### Exercise instructions
1. According to the extract on strategy games below, where and when is chess believed to have originated?
2. Duplicate part of the strategy games extract below word for word. Begin at the words "In abstract strategy" and stop after "of the game.".

A strategy game or strategic game is a game in which the players' uncoerced, and often autonomous, decision-making skills have a high significance in determining the outcome. Almost all strategy games require internal decision tree-style thinking, and typically very high situational awareness.

Strategy games are also seen as a descendant of war games, and define strategy in terms of the context of war, but this is more partial. A strategy game is a game that relies primarily on strategy, and when it comes to defining what strategy is, two factors need to be taken into account: its complexity and game-scale actions, such as each placement in the Total War video game series. The definition of a strategy game in its cultural context should be any game that belongs to a tradition that goes back to war games, contains more strategy than the average video game, contains certain gameplay conventions, and is represented by a particular community. Although war is dominant in strategy games, it is not the whole story.

==History==
The history of turn-based strategy games goes back to the times of ancient civilizations found in places such as Rome, Greece, Egypt, the Levant, and India. Many were played widely through their regions of origin, but only some are still played today.

According to Thierry Depaulis, oldest strategy games would be the "Greek game of polis (πόλις), which appears in the literature around 450 BCE, and the more or less contemporary Chinese game of weiqi (‘go’), which, under the name of yi (弈), is mentioned in Confucius’s Analects (Lunyu) compiled between ca 470/50 and 280 BCE."

The Royal Game of Ur from c. 2500 BCE which often been called one of the oldest board games, likely had some strategy elements as well, although it is generally seen as a luck-based race game.

One of the earliest strategy games still played is mancala. Due to claims that some artifacts from c. 5000 BCE might be old mancala boards, it has been suggested that mancala may be the oldest known strategy game, but this claim has been disputed.

Another game that has stood the test of time is chess, believed to have originated in India around the sixth century CE. The game spread to the west by trade, but chess gained social status and permanence more strongly than many other games. Chess became a game of skill and tactics often forcing the players to think two or three moves ahead of their opponent just to keep up.

==Types==
===Abstract strategy===

In abstract strategy games, the game is only loosely tied to a thematic concept, if at all. The rules do not attempt to simulate reality, but rather serve the internal logic of the game.

A purist's definition of an abstract strategy game requires that it cannot have random elements or hidden information. This definition includes such games as chess and Go. However, many games are commonly classed as abstract strategy games which do not meet these criteria: games such as backgammon, Octiles, Can't Stop, Sequence and Mentalis have all been described as "abstract strategy" games despite having a chance element. A smaller category of non-perfect abstract strategy games incorporate hidden information without using any random elements; for example, Stratego.

===Team strategy===
One of the most focused team strategy games is contract bridge. This card game consists of two teams of two players, whose offensive and defensive skills are continually in flux as the game's dynamic progresses. Some argue that the benefits of playing this team strategy card game extend to those skills and strategies used in business and that the playing of these games helps to automate strategic awareness.

### Record excerpts
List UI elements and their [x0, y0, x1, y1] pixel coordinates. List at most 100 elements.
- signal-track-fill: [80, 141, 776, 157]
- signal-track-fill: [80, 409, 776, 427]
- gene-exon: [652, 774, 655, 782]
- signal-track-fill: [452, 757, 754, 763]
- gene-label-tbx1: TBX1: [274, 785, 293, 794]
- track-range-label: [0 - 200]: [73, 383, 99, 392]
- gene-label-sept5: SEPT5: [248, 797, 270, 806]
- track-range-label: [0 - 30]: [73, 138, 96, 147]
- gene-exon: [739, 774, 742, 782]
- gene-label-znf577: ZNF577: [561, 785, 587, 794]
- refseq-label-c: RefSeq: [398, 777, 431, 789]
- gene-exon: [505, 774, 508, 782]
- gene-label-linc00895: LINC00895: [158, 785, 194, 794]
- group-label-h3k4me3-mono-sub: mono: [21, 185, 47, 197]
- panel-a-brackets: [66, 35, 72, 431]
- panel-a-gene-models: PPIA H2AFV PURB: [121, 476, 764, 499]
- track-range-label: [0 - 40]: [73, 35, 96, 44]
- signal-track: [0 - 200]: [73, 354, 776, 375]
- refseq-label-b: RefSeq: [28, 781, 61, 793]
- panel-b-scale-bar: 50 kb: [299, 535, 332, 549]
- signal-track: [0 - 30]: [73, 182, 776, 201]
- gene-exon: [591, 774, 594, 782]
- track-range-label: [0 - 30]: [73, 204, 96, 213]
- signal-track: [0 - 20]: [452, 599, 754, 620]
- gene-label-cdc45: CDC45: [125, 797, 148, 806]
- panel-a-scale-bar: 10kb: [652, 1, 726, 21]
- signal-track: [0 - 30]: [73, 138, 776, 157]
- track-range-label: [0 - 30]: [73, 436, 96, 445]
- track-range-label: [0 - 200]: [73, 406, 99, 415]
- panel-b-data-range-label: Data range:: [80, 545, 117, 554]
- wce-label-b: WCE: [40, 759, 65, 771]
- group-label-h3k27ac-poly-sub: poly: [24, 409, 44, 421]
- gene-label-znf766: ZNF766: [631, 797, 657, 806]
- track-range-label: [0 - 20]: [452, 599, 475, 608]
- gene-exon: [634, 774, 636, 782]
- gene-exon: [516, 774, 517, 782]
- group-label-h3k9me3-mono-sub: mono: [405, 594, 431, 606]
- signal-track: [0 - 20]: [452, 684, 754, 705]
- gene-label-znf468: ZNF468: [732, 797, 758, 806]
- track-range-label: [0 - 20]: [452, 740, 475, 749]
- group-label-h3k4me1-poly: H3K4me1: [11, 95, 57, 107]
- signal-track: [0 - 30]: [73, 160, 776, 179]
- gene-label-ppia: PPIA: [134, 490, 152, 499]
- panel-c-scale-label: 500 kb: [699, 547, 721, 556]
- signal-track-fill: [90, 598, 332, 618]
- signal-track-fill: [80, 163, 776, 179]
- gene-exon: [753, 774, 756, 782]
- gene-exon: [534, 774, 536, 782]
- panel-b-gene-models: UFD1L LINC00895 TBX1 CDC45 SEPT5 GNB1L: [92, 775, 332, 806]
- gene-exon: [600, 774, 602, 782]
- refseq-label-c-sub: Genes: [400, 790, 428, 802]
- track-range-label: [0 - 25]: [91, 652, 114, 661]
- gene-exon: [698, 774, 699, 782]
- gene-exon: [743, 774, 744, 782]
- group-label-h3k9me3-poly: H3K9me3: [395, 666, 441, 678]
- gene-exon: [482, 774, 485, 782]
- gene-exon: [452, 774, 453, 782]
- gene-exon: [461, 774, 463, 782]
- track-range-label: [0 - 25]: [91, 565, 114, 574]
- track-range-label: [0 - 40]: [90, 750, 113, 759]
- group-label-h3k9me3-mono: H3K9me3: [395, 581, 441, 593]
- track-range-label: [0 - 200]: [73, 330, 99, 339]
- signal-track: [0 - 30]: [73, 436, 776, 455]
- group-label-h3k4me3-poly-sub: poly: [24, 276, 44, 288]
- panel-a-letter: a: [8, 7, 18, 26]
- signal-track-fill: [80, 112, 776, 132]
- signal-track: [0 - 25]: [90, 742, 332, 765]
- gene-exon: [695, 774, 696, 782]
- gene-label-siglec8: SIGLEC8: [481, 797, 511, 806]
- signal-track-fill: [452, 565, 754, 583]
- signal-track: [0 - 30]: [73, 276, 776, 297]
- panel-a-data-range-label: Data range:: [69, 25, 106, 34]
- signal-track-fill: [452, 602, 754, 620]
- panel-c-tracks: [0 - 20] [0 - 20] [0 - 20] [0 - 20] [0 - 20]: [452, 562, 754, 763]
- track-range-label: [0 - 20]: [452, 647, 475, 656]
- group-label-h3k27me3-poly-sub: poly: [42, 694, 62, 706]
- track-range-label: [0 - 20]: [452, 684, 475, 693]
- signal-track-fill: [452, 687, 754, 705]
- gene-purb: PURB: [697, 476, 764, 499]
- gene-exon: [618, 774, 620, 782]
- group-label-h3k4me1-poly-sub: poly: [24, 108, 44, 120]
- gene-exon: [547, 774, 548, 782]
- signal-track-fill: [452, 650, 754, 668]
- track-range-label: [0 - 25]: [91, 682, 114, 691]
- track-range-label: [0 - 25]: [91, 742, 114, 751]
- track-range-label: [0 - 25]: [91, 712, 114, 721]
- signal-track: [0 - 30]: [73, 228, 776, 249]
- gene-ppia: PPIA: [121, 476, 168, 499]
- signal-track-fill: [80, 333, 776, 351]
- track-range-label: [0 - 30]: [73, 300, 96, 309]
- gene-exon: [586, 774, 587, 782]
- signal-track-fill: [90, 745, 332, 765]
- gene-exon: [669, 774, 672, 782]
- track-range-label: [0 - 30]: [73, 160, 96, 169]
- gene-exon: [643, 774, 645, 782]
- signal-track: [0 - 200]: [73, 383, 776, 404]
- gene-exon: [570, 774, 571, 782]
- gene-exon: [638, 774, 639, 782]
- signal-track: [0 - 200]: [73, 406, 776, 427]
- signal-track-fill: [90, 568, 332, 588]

### Answers
1. In India, around the sixth century CE.

2.
In abstract strategy games, the game is only loosely tied to a thematic concept, if at all. The rules do not attempt to simulate reality, but rather serve the internal logic of the game.